* LISTED RECORDS *
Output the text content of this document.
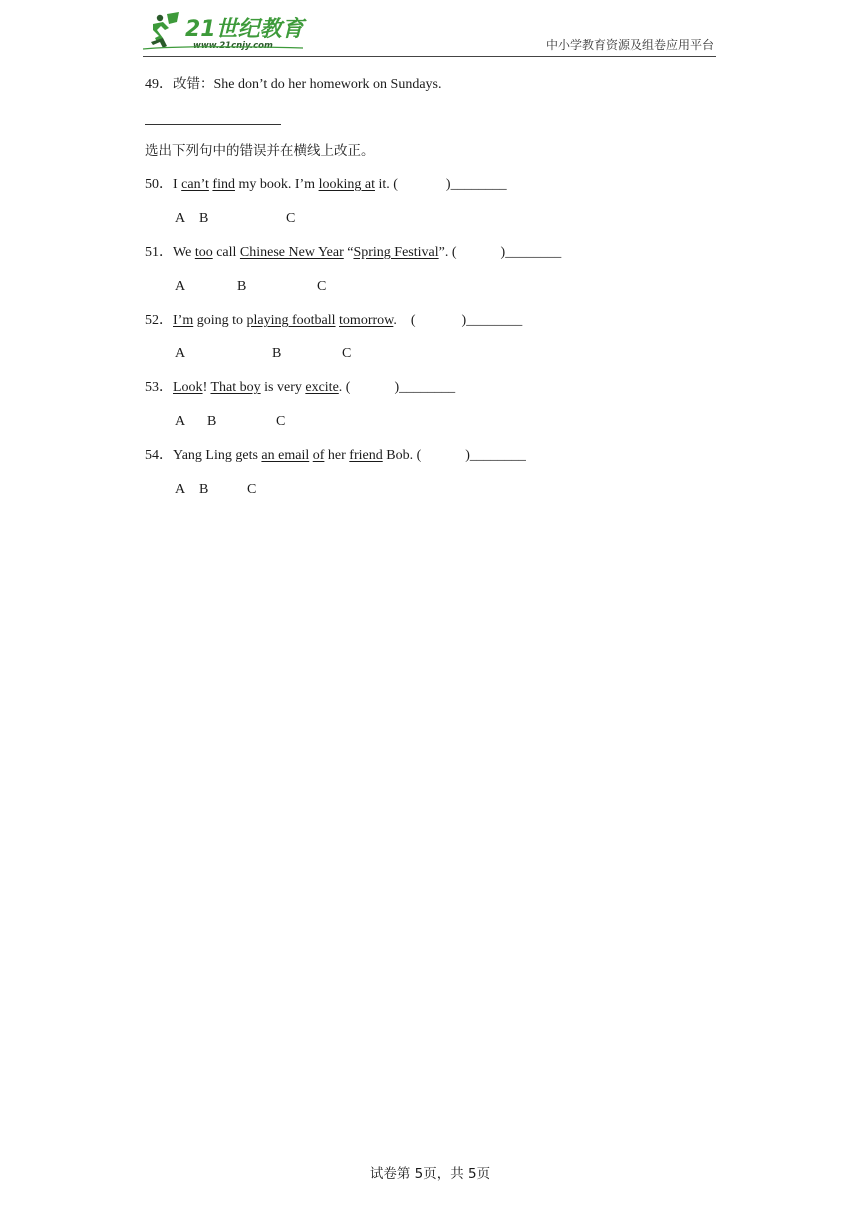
21世纪教育
www.21cnjy.com	中小学教育资源及组卷应用平台
49．改错：She don’t do her homework on Sundays.
选出下列句中的错误并在横线上改正。
50．I can’t find my book. I’m looking at it. (	)________
A B	C
51．We too call Chinese New Year “Spring Festival”. (	)________
A	B	C
52．I’m going to playing football tomorrow.    (	)________
A	B	C
53．Look! That boy is very excite. (	)________
A B	C
54．Yang Ling gets an email of her friend Bob. (	)________
A B	C
试卷第 5页，共 5页
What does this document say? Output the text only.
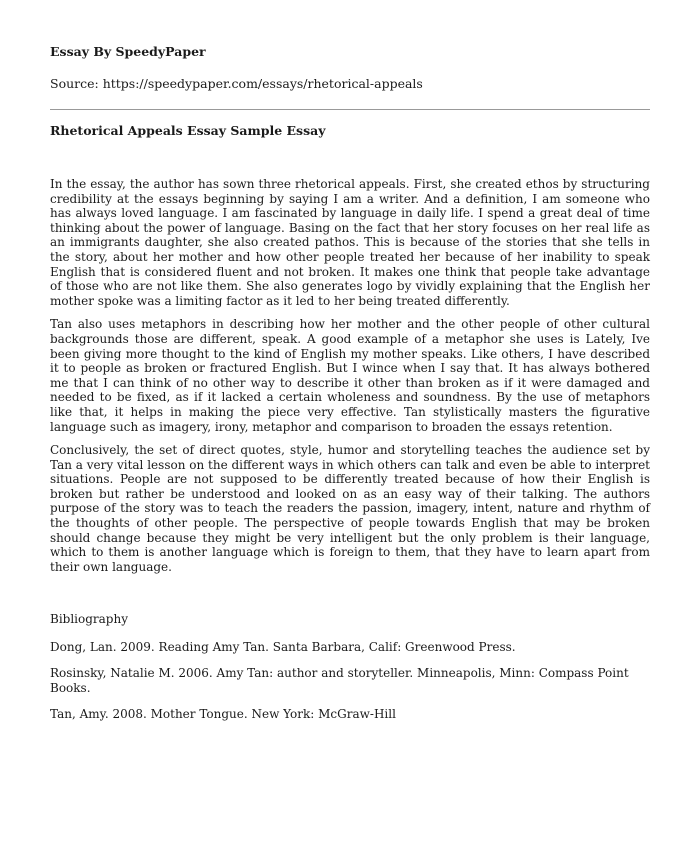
Essay By SpeedyPaper

Source: https://speedypaper.com/essays/rhetorical-appeals

Rhetorical Appeals Essay Sample Essay

In the essay, the author has sown three rhetorical appeals. First, she created ethos by structuring credibility at the essays beginning by saying I am a writer. And a definition, I am someone who has always loved language. I am fascinated by language in daily life. I spend a great deal of time thinking about the power of language. Basing on the fact that her story focuses on her real life as an immigrants daughter, she also created pathos. This is because of the stories that she tells in the story, about her mother and how other people treated her because of her inability to speak English that is considered fluent and not broken. It makes one think that people take advantage of those who are not like them. She also generates logo by vividly explaining that the English her mother spoke was a limiting factor as it led to her being treated differently.

Tan also uses metaphors in describing how her mother and the other people of other cultural backgrounds those are different, speak. A good example of a metaphor she uses is Lately, Ive been giving more thought to the kind of English my mother speaks. Like others, I have described it to people as broken or fractured English. But I wince when I say that. It has always bothered me that I can think of no other way to describe it other than broken as if it were damaged and needed to be fixed, as if it lacked a certain wholeness and soundness. By the use of metaphors like that, it helps in making the piece very effective. Tan stylistically masters the figurative language such as imagery, irony, metaphor and comparison to broaden the essays retention.

Conclusively, the set of direct quotes, style, humor and storytelling teaches the audience set by Tan a very vital lesson on the different ways in which others can talk and even be able to interpret situations. People are not supposed to be differently treated because of how their English is broken but rather be understood and looked on as an easy way of their talking. The authors purpose of the story was to teach the readers the passion, imagery, intent, nature and rhythm of the thoughts of other people. The perspective of people towards English that may be broken should change because they might be very intelligent but the only problem is their language, which to them is another language which is foreign to them, that they have to learn apart from their own language.

Bibliography

Dong, Lan. 2009. Reading Amy Tan. Santa Barbara, Calif: Greenwood Press.

Rosinsky, Natalie M. 2006. Amy Tan: author and storyteller. Minneapolis, Minn: Compass Point Books.

Tan, Amy. 2008. Mother Tongue. New York: McGraw-Hill
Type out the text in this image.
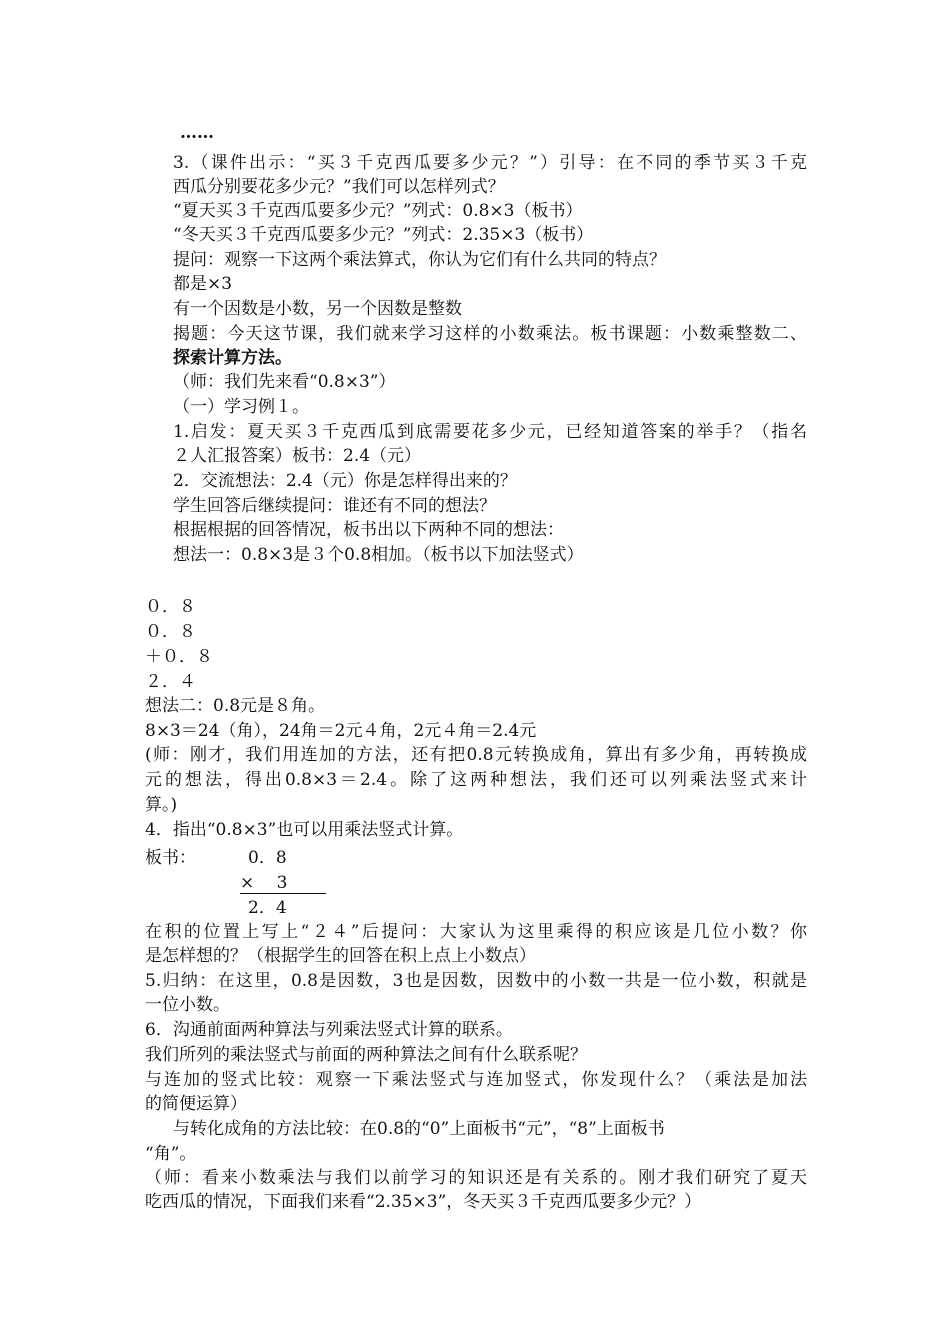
……
3.（课件出示：“买３千克西瓜要多少元？”）引导：在不同的季节买３千克
西瓜分别要花多少元？”我们可以怎样列式？
“夏天买３千克西瓜要多少元？”列式：0.8×3（板书）
“冬天买３千克西瓜要多少元？”列式：2.35×3（板书）
提问：观察一下这两个乘法算式，你认为它们有什么共同的特点？
都是×3
有一个因数是小数，另一个因数是整数
揭题：今天这节课，我们就来学习这样的小数乘法。板书课题：小数乘整数二、
探索计算方法。
（师：我们先来看“0.8×3”）
（一）学习例１。
1.启发：夏天买３千克西瓜到底需要花多少元，已经知道答案的举手？（指名
２人汇报答案）板书：2.4（元）
2．交流想法：2.4（元）你是怎样得出来的？
学生回答后继续提问：谁还有不同的想法？
根据根据的回答情况，板书出以下两种不同的想法：
想法一：0.8×3是３个0.8相加。（板书以下加法竖式）
０．８
０．８
＋０．８
２．４
想法二：0.8元是８角。
8×3＝24（角），24角＝2元４角，2元４角＝2.4元
(师：刚才，我们用连加的方法，还有把0.8元转换成角，算出有多少角，再转换成
元的想法，得出0.8×3＝2.4。除了这两种想法，我们还可以列乘法竖式来计
算。)
4．指出“0.8×3”也可以用乘法竖式计算。
板书：	0．8
×　 3
2．4
在积的位置上写上“２４”后提问：大家认为这里乘得的积应该是几位小数？你
是怎样想的？（根据学生的回答在积上点上小数点）
5.归纳：在这里，0.8是因数，3也是因数，因数中的小数一共是一位小数，积就是
一位小数。
6．沟通前面两种算法与列乘法竖式计算的联系。
我们所列的乘法竖式与前面的两种算法之间有什么联系呢？
与连加的竖式比较：观察一下乘法竖式与连加竖式，你发现什么？（乘法是加法
的简便运算）
与转化成角的方法比较：在0.8的“0”上面板书“元”，“8”上面板书
“角”。
（师：看来小数乘法与我们以前学习的知识还是有关系的。刚才我们研究了夏天
吃西瓜的情况，下面我们来看“2.35×3”，冬天买３千克西瓜要多少元？）
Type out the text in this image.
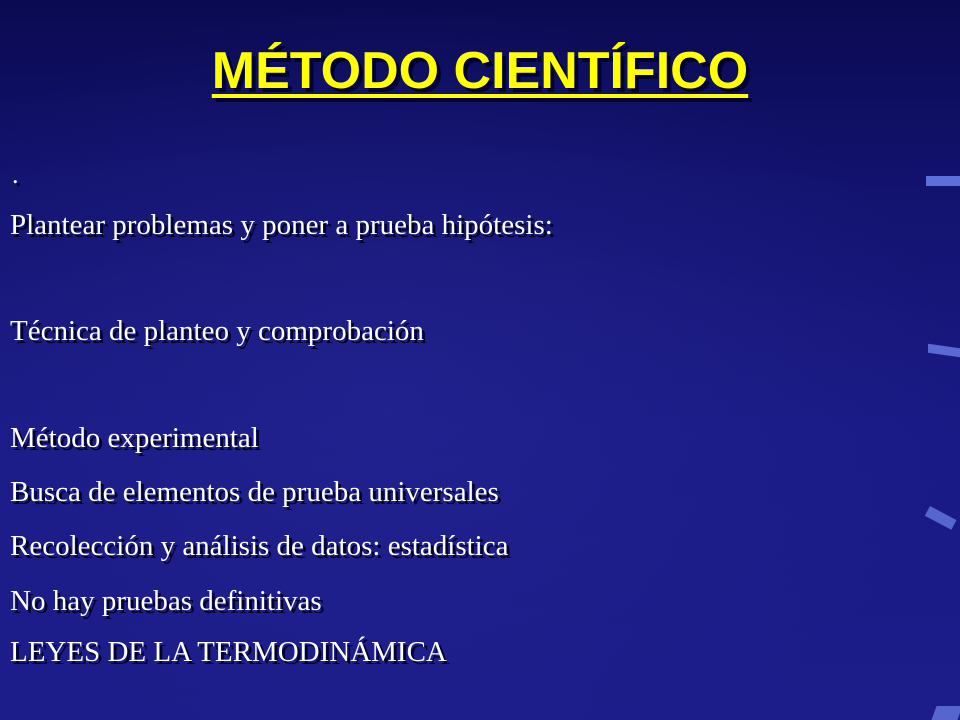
MÉTODO CIENTÍFICO
.
Plantear problemas y poner a prueba hipótesis:
Técnica de planteo y comprobación
Método experimental
Busca de elementos de prueba universales
Recolección y análisis de datos: estadística
No hay pruebas definitivas
LEYES DE LA TERMODINÁMICA
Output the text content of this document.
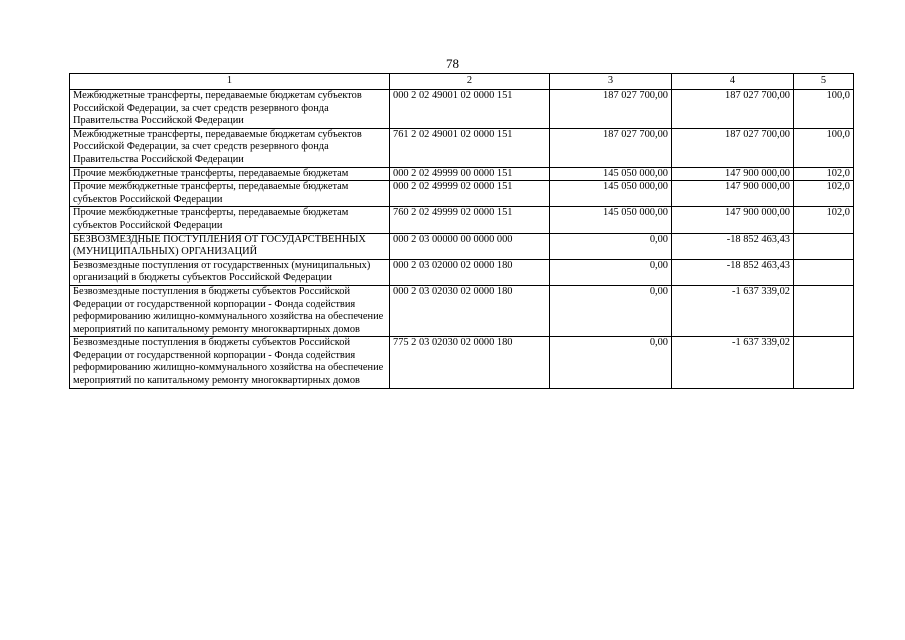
78
1	2	3	4	5
Межбюджетные трансферты, передаваемые бюджетам субъектов Российской Федерации, за счет средств резервного фонда Правительства Российской Федерации	000 2 02 49001 02 0000 151	187 027 700,00	187 027 700,00	100,0
Межбюджетные трансферты, передаваемые бюджетам субъектов Российской Федерации, за счет средств резервного фонда Правительства Российской Федерации	761 2 02 49001 02 0000 151	187 027 700,00	187 027 700,00	100,0
Прочие межбюджетные трансферты, передаваемые бюджетам	000 2 02 49999 00 0000 151	145 050 000,00	147 900 000,00	102,0
Прочие межбюджетные трансферты, передаваемые бюджетам субъектов Российской Федерации	000 2 02 49999 02 0000 151	145 050 000,00	147 900 000,00	102,0
Прочие межбюджетные трансферты, передаваемые бюджетам субъектов Российской Федерации	760 2 02 49999 02 0000 151	145 050 000,00	147 900 000,00	102,0
БЕЗВОЗМЕЗДНЫЕ ПОСТУПЛЕНИЯ ОТ ГОСУДАРСТВЕННЫХ (МУНИЦИПАЛЬНЫХ) ОРГАНИЗАЦИЙ	000 2 03 00000 00 0000 000	0,00	-18 852 463,43	
Безвозмездные поступления от государственных (муниципальных) организаций в бюджеты субъектов Российской Федерации	000 2 03 02000 02 0000 180	0,00	-18 852 463,43	
Безвозмездные поступления в бюджеты субъектов Российской Федерации от государственной корпорации - Фонда содействия реформированию жилищно-коммунального хозяйства на обеспечение мероприятий по капитальному ремонту многоквартирных домов	000 2 03 02030 02 0000 180	0,00	-1 637 339,02	
Безвозмездные поступления в бюджеты субъектов Российской Федерации от государственной корпорации - Фонда содействия реформированию жилищно-коммунального хозяйства на обеспечение мероприятий по капитальному ремонту многоквартирных домов	775 2 03 02030 02 0000 180	0,00	-1 637 339,02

* GOAL *
Output a faithful copy of the data, with each picture left out.

* TASK RESULT *
Output the text content of this document.
21世纪教育
www.21cnjy.com	中小学教育资源及组卷应用平台
49．改错：She don’t do her homework on Sundays.
选出下列句中的错误并在横线上改正。
50．I can’t find my book. I’m looking at it. (	)________
A B	C
51．We too call Chinese New Year “Spring Festival”. (	)________
A	B	C
52．I’m going to playing football tomorrow.    (	)________
A	B	C
53．Look! That boy is very excite. (	)________
A B	C
54．Yang Ling gets an email of her friend Bob. (	)________
A B	C
试卷第 5页，共 5页
What does this document say? Output the text only.
Essay By SpeedyPaper

Source: https://speedypaper.com/essays/rhetorical-appeals

Rhetorical Appeals Essay Sample Essay

In the essay, the author has sown three rhetorical appeals. First, she created ethos by structuring credibility at the essays beginning by saying I am a writer. And a definition, I am someone who has always loved language. I am fascinated by language in daily life. I spend a great deal of time thinking about the power of language. Basing on the fact that her story focuses on her real life as an immigrants daughter, she also created pathos. This is because of the stories that she tells in the story, about her mother and how other people treated her because of her inability to speak English that is considered fluent and not broken. It makes one think that people take advantage of those who are not like them. She also generates logo by vividly explaining that the English her mother spoke was a limiting factor as it led to her being treated differently.

Tan also uses metaphors in describing how her mother and the other people of other cultural backgrounds those are different, speak. A good example of a metaphor she uses is Lately, Ive been giving more thought to the kind of English my mother speaks. Like others, I have described it to people as broken or fractured English. But I wince when I say that. It has always bothered me that I can think of no other way to describe it other than broken as if it were damaged and needed to be fixed, as if it lacked a certain wholeness and soundness. By the use of metaphors like that, it helps in making the piece very effective. Tan stylistically masters the figurative language such as imagery, irony, metaphor and comparison to broaden the essays retention.

Conclusively, the set of direct quotes, style, humor and storytelling teaches the audience set by Tan a very vital lesson on the different ways in which others can talk and even be able to interpret situations. People are not supposed to be differently treated because of how their English is broken but rather be understood and looked on as an easy way of their talking. The authors purpose of the story was to teach the readers the passion, imagery, intent, nature and rhythm of the thoughts of other people. The perspective of people towards English that may be broken should change because they might be very intelligent but the only problem is their language, which to them is another language which is foreign to them, that they have to learn apart from their own language.

Bibliography

Dong, Lan. 2009. Reading Amy Tan. Santa Barbara, Calif: Greenwood Press.

Rosinsky, Natalie M. 2006. Amy Tan: author and storyteller. Minneapolis, Minn: Compass Point Books.

Tan, Amy. 2008. Mother Tongue. New York: McGraw-Hill
Type out the text in this image.
……
3.（课件出示：“买３千克西瓜要多少元？”）引导：在不同的季节买３千克
西瓜分别要花多少元？”我们可以怎样列式？
“夏天买３千克西瓜要多少元？”列式：0.8×3（板书）
“冬天买３千克西瓜要多少元？”列式：2.35×3（板书）
提问：观察一下这两个乘法算式，你认为它们有什么共同的特点？
都是×3
有一个因数是小数，另一个因数是整数
揭题：今天这节课，我们就来学习这样的小数乘法。板书课题：小数乘整数二、
探索计算方法。
（师：我们先来看“0.8×3”）
（一）学习例１。
1.启发：夏天买３千克西瓜到底需要花多少元，已经知道答案的举手？（指名
２人汇报答案）板书：2.4（元）
2．交流想法：2.4（元）你是怎样得出来的？
学生回答后继续提问：谁还有不同的想法？
根据根据的回答情况，板书出以下两种不同的想法：
想法一：0.8×3是３个0.8相加。（板书以下加法竖式）
０．８
０．８
＋０．８
２．４
想法二：0.8元是８角。
8×3＝24（角），24角＝2元４角，2元４角＝2.4元
(师：刚才，我们用连加的方法，还有把0.8元转换成角，算出有多少角，再转换成
元的想法，得出0.8×3＝2.4。除了这两种想法，我们还可以列乘法竖式来计
算。)
4．指出“0.8×3”也可以用乘法竖式计算。
板书：	0．8
×　 3
2．4
在积的位置上写上“２４”后提问：大家认为这里乘得的积应该是几位小数？你
是怎样想的？（根据学生的回答在积上点上小数点）
5.归纳：在这里，0.8是因数，3也是因数，因数中的小数一共是一位小数，积就是
一位小数。
6．沟通前面两种算法与列乘法竖式计算的联系。
我们所列的乘法竖式与前面的两种算法之间有什么联系呢？
与连加的竖式比较：观察一下乘法竖式与连加竖式，你发现什么？（乘法是加法
的简便运算）
与转化成角的方法比较：在0.8的“0”上面板书“元”，“8”上面板书
“角”。
（师：看来小数乘法与我们以前学习的知识还是有关系的。刚才我们研究了夏天
吃西瓜的情况，下面我们来看“2.35×3”，冬天买３千克西瓜要多少元？）
Type out the text in this image.
MÉTODO CIENTÍFICO
.
Plantear problemas y poner a prueba hipótesis:
Técnica de planteo y comprobación
Método experimental
Busca de elementos de prueba universales
Recolección y análisis de datos: estadística
No hay pruebas definitivas
LEYES DE LA TERMODINÁMICA
Output the text content of this document.
78
1	2	3	4	5
Межбюджетные трансферты, передаваемые бюджетам субъектов Российской Федерации, за счет средств резервного фонда Правительства Российской Федерации	000 2 02 49001 02 0000 151	187 027 700,00	187 027 700,00	100,0
Межбюджетные трансферты, передаваемые бюджетам субъектов Российской Федерации, за счет средств резервного фонда Правительства Российской Федерации	761 2 02 49001 02 0000 151	187 027 700,00	187 027 700,00	100,0
Прочие межбюджетные трансферты, передаваемые бюджетам	000 2 02 49999 00 0000 151	145 050 000,00	147 900 000,00	102,0
Прочие межбюджетные трансферты, передаваемые бюджетам субъектов Российской Федерации	000 2 02 49999 02 0000 151	145 050 000,00	147 900 000,00	102,0
Прочие межбюджетные трансферты, передаваемые бюджетам субъектов Российской Федерации	760 2 02 49999 02 0000 151	145 050 000,00	147 900 000,00	102,0
БЕЗВОЗМЕЗДНЫЕ ПОСТУПЛЕНИЯ ОТ ГОСУДАРСТВЕННЫХ (МУНИЦИПАЛЬНЫХ) ОРГАНИЗАЦИЙ	000 2 03 00000 00 0000 000	0,00	-18 852 463,43	
Безвозмездные поступления от государственных (муниципальных) организаций в бюджеты субъектов Российской Федерации	000 2 03 02000 02 0000 180	0,00	-18 852 463,43	
Безвозмездные поступления в бюджеты субъектов Российской Федерации от государственной корпорации - Фонда содействия реформированию жилищно-коммунального хозяйства на обеспечение мероприятий по капитальному ремонту многоквартирных домов	000 2 03 02030 02 0000 180	0,00	-1 637 339,02	
Безвозмездные поступления в бюджеты субъектов Российской Федерации от государственной корпорации - Фонда содействия реформированию жилищно-коммунального хозяйства на обеспечение мероприятий по капитальному ремонту многоквартирных домов	775 2 03 02030 02 0000 180	0,00	-1 637 339,02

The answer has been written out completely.